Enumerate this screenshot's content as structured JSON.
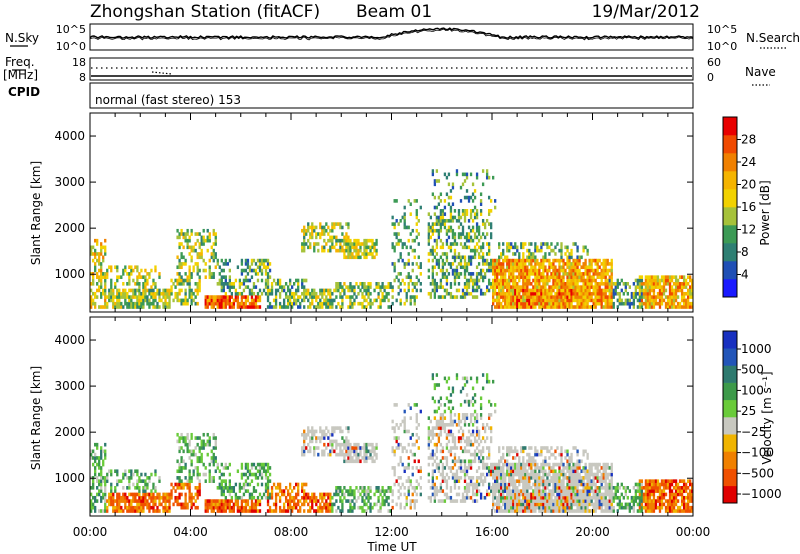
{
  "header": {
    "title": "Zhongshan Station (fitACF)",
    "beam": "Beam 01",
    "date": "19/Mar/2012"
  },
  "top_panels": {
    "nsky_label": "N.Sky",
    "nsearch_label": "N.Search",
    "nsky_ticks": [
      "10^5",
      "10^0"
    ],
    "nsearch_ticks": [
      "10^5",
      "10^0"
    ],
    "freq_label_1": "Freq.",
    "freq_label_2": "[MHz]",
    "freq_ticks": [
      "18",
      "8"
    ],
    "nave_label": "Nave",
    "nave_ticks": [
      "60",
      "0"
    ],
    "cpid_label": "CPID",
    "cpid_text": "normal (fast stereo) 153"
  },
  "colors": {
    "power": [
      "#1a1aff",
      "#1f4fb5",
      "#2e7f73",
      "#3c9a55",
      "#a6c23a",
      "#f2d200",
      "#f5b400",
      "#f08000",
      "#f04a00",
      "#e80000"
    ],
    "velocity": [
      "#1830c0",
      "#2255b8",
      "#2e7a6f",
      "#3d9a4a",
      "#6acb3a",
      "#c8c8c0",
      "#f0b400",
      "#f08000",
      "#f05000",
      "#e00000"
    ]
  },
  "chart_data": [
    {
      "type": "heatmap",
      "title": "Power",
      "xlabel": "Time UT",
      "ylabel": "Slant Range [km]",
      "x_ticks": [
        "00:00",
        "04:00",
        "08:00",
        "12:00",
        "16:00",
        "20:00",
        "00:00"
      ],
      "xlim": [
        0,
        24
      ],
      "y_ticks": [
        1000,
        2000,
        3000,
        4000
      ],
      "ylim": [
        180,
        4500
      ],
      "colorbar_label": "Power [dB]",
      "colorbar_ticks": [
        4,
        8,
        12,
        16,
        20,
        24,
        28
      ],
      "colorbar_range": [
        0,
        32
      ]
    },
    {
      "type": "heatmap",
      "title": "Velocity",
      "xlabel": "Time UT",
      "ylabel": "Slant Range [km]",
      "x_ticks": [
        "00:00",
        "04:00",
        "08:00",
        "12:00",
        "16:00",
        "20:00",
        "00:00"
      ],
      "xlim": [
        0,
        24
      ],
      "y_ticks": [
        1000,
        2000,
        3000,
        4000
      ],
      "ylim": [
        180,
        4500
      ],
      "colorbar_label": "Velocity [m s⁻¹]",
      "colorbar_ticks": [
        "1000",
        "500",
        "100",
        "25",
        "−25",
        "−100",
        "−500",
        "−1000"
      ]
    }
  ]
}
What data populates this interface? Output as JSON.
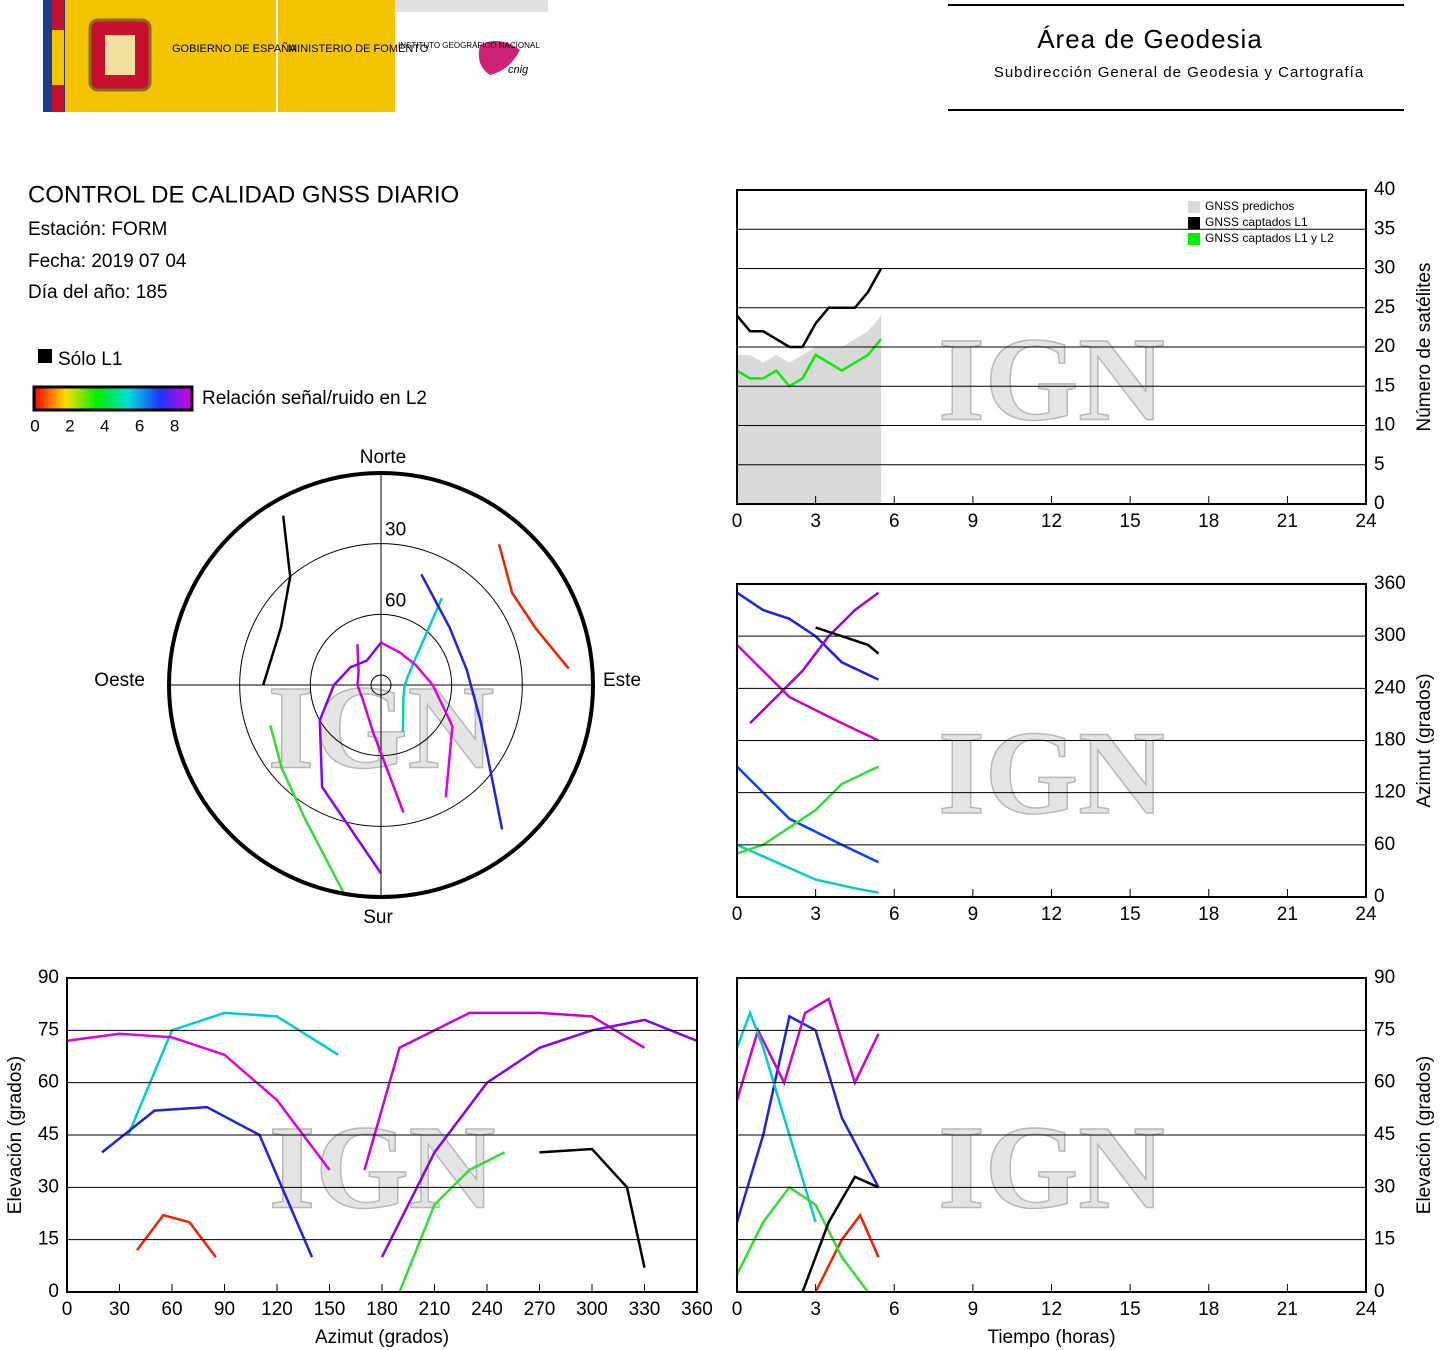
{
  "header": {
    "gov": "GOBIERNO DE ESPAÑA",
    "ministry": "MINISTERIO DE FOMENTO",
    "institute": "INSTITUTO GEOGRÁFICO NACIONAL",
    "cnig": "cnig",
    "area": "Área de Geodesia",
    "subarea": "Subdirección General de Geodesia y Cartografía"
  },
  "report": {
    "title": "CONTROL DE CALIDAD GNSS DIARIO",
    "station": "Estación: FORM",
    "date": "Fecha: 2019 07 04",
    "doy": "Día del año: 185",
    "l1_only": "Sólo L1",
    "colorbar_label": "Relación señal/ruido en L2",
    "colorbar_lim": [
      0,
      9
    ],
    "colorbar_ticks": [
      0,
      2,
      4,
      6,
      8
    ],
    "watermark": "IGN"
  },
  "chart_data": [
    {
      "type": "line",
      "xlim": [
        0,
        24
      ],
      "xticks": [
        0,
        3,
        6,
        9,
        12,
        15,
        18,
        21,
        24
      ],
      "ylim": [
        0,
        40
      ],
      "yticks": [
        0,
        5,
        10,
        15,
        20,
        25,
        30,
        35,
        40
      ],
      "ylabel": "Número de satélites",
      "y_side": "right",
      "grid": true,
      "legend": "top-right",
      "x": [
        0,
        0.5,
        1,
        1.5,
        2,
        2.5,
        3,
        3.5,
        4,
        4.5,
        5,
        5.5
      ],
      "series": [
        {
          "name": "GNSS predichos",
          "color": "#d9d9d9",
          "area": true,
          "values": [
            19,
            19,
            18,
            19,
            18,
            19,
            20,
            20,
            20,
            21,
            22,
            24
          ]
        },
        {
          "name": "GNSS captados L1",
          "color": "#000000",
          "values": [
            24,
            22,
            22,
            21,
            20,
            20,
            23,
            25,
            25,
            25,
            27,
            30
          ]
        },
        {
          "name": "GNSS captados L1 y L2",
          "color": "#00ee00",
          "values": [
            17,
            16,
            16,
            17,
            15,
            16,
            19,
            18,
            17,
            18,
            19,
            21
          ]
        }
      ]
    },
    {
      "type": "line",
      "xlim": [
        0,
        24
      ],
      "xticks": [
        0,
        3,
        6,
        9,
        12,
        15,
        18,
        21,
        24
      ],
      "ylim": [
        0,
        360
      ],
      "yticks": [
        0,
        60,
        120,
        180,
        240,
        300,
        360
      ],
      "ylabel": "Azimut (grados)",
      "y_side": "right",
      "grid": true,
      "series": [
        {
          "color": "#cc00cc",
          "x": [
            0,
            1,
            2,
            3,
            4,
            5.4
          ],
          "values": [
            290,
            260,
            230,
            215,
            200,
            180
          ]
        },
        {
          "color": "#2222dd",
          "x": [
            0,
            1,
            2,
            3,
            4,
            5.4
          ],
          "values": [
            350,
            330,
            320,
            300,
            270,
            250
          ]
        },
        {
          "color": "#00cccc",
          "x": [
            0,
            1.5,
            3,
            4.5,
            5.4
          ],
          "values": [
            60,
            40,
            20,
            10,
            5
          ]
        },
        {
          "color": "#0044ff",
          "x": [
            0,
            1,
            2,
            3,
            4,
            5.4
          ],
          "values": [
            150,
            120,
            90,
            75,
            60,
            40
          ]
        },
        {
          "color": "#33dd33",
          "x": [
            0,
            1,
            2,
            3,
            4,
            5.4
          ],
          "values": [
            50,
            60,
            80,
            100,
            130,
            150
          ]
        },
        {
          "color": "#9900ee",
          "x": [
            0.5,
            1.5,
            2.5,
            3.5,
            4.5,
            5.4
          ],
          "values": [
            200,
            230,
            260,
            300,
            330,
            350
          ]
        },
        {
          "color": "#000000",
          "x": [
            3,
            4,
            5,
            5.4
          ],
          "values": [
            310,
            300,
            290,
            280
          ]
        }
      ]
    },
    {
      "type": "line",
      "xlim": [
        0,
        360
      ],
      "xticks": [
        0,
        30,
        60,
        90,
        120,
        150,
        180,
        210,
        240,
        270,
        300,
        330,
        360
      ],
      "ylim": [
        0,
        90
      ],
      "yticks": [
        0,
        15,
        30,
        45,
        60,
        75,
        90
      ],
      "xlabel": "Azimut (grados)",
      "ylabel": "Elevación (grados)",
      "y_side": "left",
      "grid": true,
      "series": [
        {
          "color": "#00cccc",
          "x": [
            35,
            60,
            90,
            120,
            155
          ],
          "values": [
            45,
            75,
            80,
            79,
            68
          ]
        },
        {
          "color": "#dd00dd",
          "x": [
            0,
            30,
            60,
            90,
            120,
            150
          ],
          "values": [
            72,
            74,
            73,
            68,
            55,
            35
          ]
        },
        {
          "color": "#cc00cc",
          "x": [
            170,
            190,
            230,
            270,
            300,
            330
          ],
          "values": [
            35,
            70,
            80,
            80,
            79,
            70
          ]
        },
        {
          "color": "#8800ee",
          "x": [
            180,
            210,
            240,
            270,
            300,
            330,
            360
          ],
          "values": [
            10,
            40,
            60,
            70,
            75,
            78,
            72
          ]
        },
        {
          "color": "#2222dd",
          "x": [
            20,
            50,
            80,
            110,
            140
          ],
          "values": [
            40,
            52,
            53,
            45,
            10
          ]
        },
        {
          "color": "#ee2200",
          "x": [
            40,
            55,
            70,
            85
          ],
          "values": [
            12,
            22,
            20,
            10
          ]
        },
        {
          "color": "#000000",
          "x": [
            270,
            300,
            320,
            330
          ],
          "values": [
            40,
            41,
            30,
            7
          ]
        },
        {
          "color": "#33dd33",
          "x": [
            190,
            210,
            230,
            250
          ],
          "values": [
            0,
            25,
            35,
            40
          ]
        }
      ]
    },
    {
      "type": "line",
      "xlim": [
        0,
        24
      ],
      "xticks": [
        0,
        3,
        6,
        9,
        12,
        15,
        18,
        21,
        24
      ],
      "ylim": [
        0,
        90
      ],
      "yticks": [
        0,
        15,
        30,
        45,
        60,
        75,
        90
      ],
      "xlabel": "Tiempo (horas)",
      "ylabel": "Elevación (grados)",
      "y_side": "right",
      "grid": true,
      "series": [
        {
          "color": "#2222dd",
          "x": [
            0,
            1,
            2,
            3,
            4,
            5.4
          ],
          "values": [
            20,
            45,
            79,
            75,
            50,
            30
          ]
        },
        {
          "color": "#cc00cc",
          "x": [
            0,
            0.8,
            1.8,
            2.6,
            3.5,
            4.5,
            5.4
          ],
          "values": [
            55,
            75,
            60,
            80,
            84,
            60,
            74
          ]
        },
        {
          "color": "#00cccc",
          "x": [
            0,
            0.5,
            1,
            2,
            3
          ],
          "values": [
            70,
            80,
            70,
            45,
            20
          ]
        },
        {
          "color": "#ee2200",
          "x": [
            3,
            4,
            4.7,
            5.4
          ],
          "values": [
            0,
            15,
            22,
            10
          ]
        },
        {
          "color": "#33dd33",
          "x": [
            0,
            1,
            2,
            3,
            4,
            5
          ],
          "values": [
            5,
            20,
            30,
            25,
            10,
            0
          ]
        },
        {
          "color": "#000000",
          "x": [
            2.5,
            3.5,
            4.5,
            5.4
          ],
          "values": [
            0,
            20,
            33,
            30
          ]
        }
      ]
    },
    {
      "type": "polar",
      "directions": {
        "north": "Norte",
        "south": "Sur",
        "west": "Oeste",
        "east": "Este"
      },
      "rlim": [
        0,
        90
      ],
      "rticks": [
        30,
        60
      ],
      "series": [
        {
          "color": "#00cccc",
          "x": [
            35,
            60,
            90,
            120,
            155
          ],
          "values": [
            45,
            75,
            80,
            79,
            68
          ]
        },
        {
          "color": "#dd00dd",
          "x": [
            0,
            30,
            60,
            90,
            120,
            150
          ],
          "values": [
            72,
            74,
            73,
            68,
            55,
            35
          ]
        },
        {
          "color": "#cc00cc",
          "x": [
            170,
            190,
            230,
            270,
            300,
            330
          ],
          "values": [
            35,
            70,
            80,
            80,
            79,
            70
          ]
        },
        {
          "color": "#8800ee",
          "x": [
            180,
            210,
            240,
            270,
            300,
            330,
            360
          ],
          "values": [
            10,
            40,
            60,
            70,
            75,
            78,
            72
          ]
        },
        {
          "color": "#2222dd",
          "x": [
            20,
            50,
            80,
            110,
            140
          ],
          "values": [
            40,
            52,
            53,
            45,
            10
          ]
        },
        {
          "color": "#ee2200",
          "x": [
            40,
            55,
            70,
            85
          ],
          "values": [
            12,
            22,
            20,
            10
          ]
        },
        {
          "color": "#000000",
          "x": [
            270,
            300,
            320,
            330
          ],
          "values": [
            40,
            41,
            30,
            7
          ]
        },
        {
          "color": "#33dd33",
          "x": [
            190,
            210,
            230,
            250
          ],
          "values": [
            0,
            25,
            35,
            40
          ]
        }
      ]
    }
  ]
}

=-=-=

*Objective:* Lines in the records that hold the word "grados" are to be counted; give only the total.

*Task result:* 4